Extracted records

----

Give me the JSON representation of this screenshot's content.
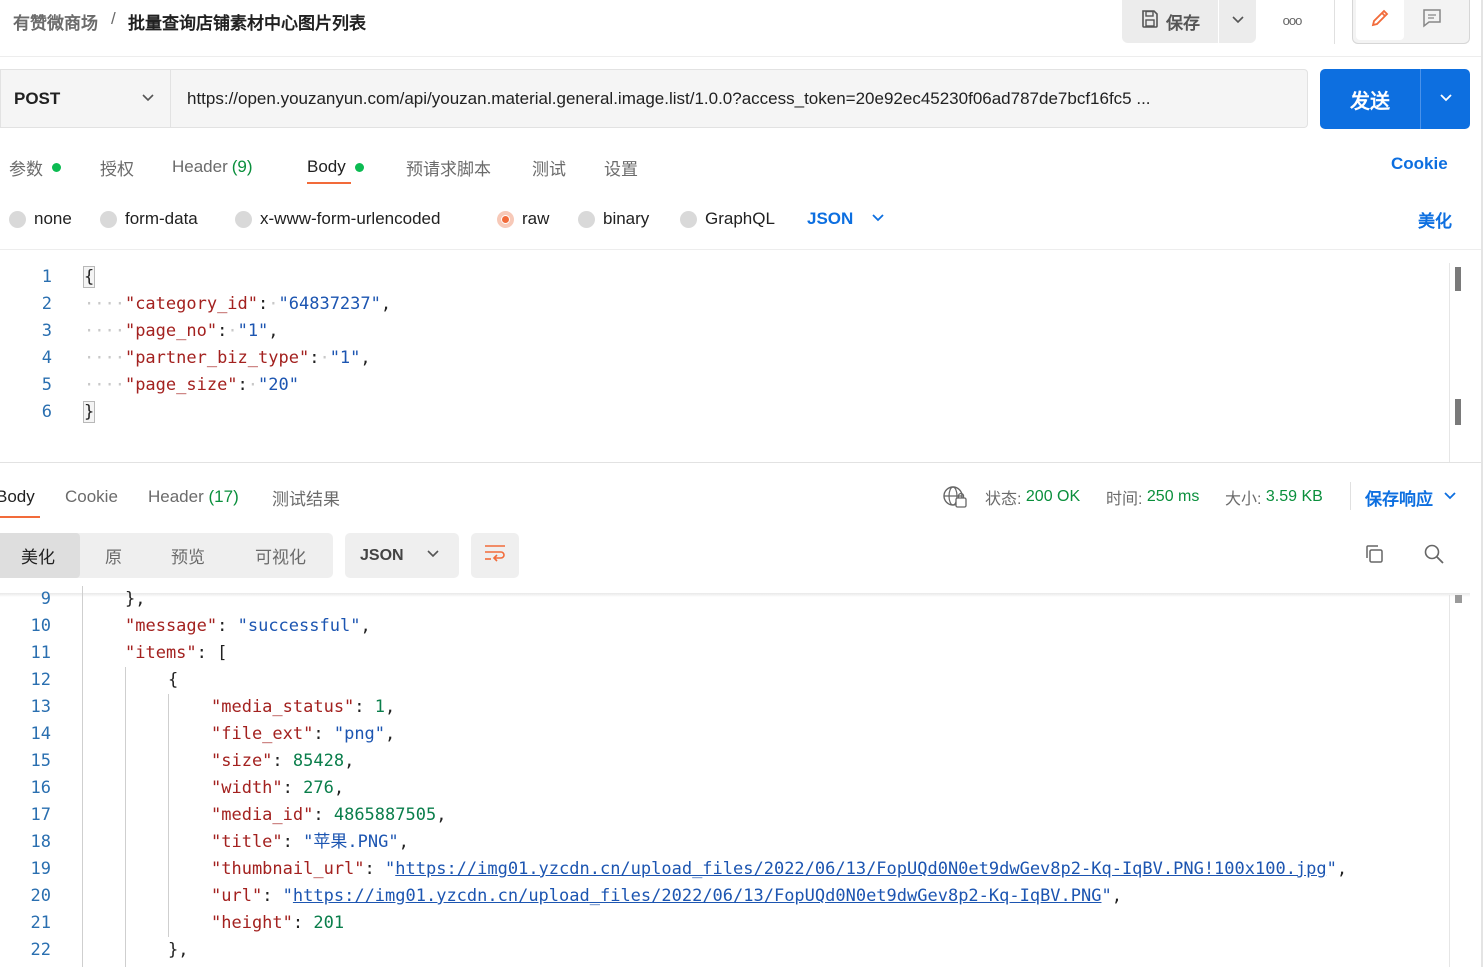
{
  "breadcrumb": {
    "parent": "有赞微商场",
    "separator": "/",
    "title": "批量查询店铺素材中心图片列表"
  },
  "header": {
    "save_label": "保存",
    "more_label": "ooo"
  },
  "request": {
    "method": "POST",
    "url": "https://open.youzanyun.com/api/youzan.material.general.image.list/1.0.0?access_token=20e92ec45230f06ad787de7bcf16fc5 ...",
    "send_label": "发送"
  },
  "request_tabs": {
    "params": "参数",
    "auth": "授权",
    "header": "Header",
    "header_count": "(9)",
    "body": "Body",
    "pre_script": "预请求脚本",
    "tests": "测试",
    "settings": "设置",
    "cookie": "Cookie"
  },
  "body_types": {
    "none": "none",
    "form_data": "form-data",
    "urlencoded": "x-www-form-urlencoded",
    "raw": "raw",
    "binary": "binary",
    "graphql": "GraphQL",
    "format": "JSON",
    "beautify": "美化"
  },
  "request_body": {
    "line_numbers": [
      "1",
      "2",
      "3",
      "4",
      "5",
      "6"
    ],
    "open_brace": "{",
    "close_brace": "}",
    "fields": [
      {
        "key": "\"category_id\"",
        "value": "\"64837237\"",
        "comma": ","
      },
      {
        "key": "\"page_no\"",
        "value": "\"1\"",
        "comma": ","
      },
      {
        "key": "\"partner_biz_type\"",
        "value": "\"1\"",
        "comma": ","
      },
      {
        "key": "\"page_size\"",
        "value": "\"20\"",
        "comma": ""
      }
    ]
  },
  "response_tabs": {
    "body": "Body",
    "cookie": "Cookie",
    "header": "Header",
    "header_count": "(17)",
    "test_results": "测试结果"
  },
  "response_status": {
    "status_label": "状态:",
    "status_value": "200 OK",
    "time_label": "时间:",
    "time_value": "250 ms",
    "size_label": "大小:",
    "size_value": "3.59 KB",
    "save_response": "保存响应"
  },
  "response_views": {
    "pretty": "美化",
    "raw": "原",
    "preview": "预览",
    "visualize": "可视化",
    "format": "JSON"
  },
  "response_body": {
    "line_numbers": [
      "9",
      "10",
      "11",
      "12",
      "13",
      "14",
      "15",
      "16",
      "17",
      "18",
      "19",
      "20",
      "21",
      "22"
    ],
    "line9": "},",
    "message_key": "\"message\"",
    "message_value": "\"successful\"",
    "items_key": "\"items\"",
    "open_bracket": "[",
    "open_brace": "{",
    "close_brace": "},",
    "media_status_key": "\"media_status\"",
    "media_status_value": "1",
    "file_ext_key": "\"file_ext\"",
    "file_ext_value": "\"png\"",
    "size_key": "\"size\"",
    "size_value": "85428",
    "width_key": "\"width\"",
    "width_value": "276",
    "media_id_key": "\"media_id\"",
    "media_id_value": "4865887505",
    "title_key": "\"title\"",
    "title_value": "\"苹果.PNG\"",
    "thumbnail_url_key": "\"thumbnail_url\"",
    "thumbnail_url_value": "https://img01.yzcdn.cn/upload_files/2022/06/13/FopUQd0N0et9dwGev8p2-Kq-IqBV.PNG!100x100.jpg",
    "url_key": "\"url\"",
    "url_value": "https://img01.yzcdn.cn/upload_files/2022/06/13/FopUQd0N0et9dwGev8p2-Kq-IqBV.PNG",
    "height_key": "\"height\"",
    "height_value": "201"
  },
  "colors": {
    "accent": "#0d6fe0",
    "active_tab": "#f26b3a",
    "status_green": "#0a8f3c"
  }
}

----

What to do: All lines above containing the string "JSON" are to be collected.

Complete answer:
Give me the JSON representation of this screenshot's content.
    "format": "JSON",
    "format": "JSON"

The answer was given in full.